Personal information
- Date of birth: 27 February 2000 (age 26)
- Place of birth: Kinross, Scotland
- Height: 6 ft 2 in (1.88 m)
- Position: Defender

Team information
- Current team: Kilmarnock
- Number: 6

Youth career
- Blue Brazil Boys Club
- 2011–2018: Celtic

Senior career*
- Years: Team / Apps / (Gls)
- 2018–2020: Celtic / 0 / (0)
- 2018–2019: → Cowdenbeath (loan) / 27 / (0)
- 2019–2020: → Alloa Athletic (loan) / 24 / (1)
- 2020–2023: Inverness Caledonian Thistle / 84 / (2)
- 2023–: Kilmarnock / 98 / (4)

International career^{‡}
- 2016–2017: Scotland U17 / 9 / (0)
- 2017–: Scotland U19 / 15 / (1)
- 2021: Scotland U21 / 1 / (0)

= Robbie Deas =

Scottish footballer (born 2000)

Robbie Deas (born 27 February 2000) is a Scottish professional footballer who plays as a defender for club Kilmarnock.

§ **Task statement**
Copy the part of the Robbie Deas profile starting at "Senior career*" and ending at "Thistle / 84 / (2)", word for word.

§ **Dataset entries**
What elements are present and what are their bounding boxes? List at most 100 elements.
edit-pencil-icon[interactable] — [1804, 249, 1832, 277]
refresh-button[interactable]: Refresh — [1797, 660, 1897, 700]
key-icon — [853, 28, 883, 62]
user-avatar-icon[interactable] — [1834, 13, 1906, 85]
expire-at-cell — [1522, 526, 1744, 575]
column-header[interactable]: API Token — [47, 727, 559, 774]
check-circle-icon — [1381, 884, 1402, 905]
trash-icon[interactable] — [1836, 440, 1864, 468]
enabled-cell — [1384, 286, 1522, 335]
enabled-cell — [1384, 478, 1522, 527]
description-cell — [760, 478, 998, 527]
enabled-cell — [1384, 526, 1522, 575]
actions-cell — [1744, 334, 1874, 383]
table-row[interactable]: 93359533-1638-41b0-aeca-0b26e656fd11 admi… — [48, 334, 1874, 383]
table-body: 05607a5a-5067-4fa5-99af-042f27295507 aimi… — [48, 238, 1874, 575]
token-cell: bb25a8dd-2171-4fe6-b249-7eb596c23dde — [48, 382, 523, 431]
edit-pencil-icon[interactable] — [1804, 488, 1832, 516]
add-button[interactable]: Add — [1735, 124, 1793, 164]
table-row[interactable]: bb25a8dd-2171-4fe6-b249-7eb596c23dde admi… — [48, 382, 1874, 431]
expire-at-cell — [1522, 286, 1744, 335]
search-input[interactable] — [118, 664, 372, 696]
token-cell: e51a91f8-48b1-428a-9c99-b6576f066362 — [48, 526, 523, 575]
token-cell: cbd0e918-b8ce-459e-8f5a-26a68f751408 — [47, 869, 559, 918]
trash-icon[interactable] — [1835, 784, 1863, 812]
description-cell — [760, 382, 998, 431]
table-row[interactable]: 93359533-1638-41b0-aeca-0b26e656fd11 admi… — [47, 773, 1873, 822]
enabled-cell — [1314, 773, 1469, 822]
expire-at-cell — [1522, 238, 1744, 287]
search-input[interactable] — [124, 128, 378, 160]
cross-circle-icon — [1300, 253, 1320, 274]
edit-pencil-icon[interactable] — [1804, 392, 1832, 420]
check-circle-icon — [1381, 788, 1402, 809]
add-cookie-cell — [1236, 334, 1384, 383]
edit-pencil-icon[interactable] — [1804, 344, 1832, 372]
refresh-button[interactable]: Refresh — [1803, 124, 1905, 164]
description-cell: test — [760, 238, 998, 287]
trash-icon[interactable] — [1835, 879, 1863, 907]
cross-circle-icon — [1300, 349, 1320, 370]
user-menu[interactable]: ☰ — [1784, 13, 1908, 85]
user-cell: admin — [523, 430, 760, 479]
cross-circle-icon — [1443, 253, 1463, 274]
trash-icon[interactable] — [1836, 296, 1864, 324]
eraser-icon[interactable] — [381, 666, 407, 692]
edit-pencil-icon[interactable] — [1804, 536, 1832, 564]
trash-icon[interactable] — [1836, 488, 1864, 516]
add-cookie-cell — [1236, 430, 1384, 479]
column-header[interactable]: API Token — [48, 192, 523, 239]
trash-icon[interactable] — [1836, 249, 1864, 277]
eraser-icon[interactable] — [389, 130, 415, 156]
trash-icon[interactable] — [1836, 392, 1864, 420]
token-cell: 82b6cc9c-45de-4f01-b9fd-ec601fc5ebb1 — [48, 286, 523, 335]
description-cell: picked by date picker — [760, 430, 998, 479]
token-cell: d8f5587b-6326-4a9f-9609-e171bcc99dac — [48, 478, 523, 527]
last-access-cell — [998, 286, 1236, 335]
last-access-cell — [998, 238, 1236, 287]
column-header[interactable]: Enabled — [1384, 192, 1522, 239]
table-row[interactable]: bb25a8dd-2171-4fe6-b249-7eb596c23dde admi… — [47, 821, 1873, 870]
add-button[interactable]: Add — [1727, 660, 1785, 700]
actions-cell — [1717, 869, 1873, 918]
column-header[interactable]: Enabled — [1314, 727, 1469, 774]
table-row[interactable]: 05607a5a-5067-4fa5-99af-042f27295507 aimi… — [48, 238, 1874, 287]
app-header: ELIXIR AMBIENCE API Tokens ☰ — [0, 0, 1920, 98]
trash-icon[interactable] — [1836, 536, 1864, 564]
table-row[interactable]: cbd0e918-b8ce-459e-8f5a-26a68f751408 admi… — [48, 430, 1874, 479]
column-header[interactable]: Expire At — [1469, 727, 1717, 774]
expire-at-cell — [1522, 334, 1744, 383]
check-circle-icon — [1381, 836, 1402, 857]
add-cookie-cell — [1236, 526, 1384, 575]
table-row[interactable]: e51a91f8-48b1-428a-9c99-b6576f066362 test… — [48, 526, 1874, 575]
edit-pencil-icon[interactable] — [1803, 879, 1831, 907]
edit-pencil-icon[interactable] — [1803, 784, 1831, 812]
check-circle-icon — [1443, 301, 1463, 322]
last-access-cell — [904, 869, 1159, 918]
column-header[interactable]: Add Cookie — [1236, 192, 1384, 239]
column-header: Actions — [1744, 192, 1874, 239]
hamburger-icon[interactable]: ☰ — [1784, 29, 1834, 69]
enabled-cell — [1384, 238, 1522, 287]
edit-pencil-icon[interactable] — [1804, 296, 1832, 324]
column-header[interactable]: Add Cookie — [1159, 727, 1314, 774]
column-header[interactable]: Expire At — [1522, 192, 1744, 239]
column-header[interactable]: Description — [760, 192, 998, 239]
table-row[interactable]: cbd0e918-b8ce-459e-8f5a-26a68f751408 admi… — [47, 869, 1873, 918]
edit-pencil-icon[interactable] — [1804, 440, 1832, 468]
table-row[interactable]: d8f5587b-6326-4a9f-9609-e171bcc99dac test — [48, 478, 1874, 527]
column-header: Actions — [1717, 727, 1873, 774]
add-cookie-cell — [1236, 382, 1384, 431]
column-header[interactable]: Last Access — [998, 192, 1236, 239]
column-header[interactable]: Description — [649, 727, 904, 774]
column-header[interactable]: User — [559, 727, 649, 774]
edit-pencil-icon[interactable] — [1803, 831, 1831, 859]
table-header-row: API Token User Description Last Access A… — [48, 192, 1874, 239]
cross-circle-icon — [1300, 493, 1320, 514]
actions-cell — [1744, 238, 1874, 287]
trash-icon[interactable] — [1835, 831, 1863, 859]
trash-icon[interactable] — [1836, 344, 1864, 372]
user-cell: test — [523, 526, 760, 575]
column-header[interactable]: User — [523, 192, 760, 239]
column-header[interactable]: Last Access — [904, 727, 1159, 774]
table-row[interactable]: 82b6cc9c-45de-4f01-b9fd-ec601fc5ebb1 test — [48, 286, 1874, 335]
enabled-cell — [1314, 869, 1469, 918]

§ **Output below**
Senior career*
- Years: Team / Apps / (Gls)
- 2018–2020: Celtic / 0 / (0)
- 2018–2019: → Cowdenbeath (loan) / 27 / (0)
- 2019–2020: → Alloa Athletic (loan) / 24 / (1)
- 2020–2023: Inverness Caledonian Thistle / 84 / (2)